● **RECORDS TO PROCESS**:
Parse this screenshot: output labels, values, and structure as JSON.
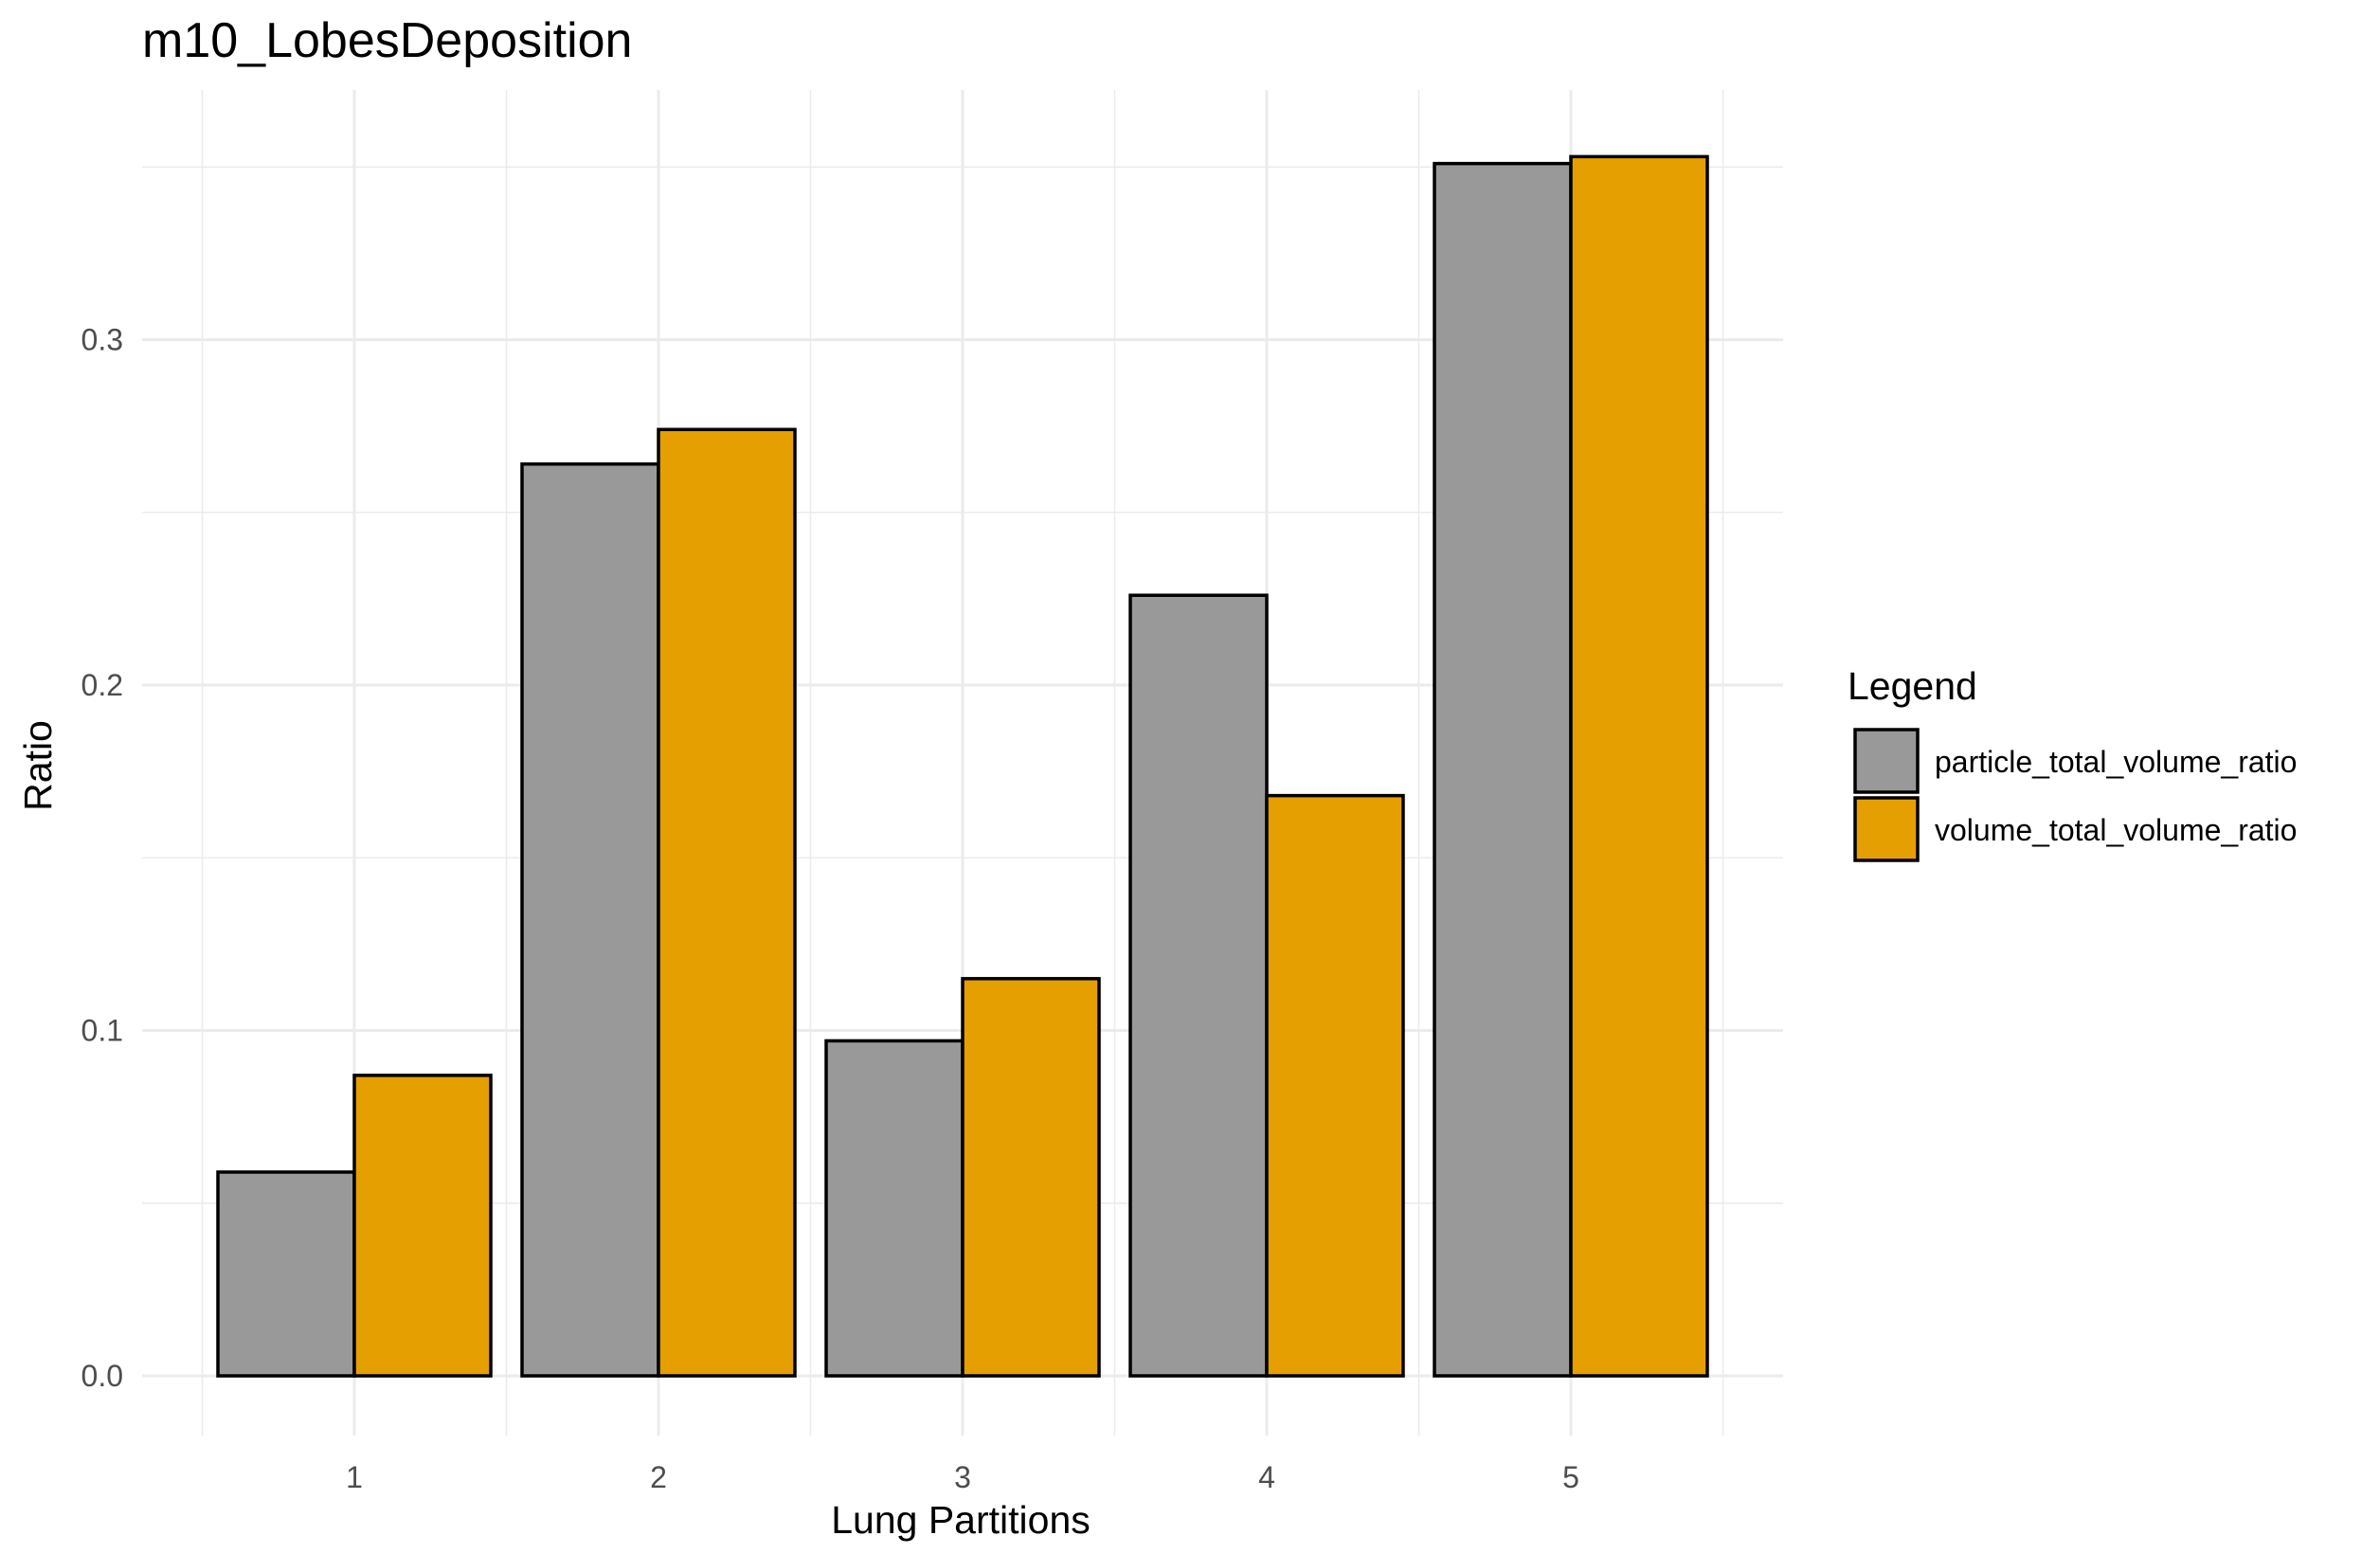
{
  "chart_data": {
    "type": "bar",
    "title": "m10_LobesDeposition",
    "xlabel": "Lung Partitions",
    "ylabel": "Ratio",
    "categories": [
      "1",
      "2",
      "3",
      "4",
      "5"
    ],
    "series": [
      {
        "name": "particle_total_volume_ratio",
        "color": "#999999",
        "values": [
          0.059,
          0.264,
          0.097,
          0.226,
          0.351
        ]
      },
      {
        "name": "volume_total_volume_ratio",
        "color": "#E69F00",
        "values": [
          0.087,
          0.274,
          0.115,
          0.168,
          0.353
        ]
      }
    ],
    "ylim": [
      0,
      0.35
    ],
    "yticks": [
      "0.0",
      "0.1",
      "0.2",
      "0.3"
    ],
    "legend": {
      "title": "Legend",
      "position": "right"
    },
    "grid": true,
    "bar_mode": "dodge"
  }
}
...
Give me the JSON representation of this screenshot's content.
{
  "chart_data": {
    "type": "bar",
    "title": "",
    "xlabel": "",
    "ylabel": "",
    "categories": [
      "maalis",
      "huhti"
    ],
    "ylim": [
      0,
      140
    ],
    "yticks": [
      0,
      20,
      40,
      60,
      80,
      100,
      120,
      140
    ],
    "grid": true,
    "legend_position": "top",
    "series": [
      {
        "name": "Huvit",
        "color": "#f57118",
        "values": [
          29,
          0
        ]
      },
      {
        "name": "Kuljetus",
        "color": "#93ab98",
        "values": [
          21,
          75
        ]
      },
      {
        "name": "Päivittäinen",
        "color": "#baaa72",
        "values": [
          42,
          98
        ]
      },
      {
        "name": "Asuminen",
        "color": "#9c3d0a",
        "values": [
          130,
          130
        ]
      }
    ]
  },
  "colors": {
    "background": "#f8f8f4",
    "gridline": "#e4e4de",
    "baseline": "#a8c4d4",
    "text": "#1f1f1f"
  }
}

● **AIM**: Determine how many lines in the listing above hold the string "this", then write only the number.

● **WRITTEN SOLUTION**: 2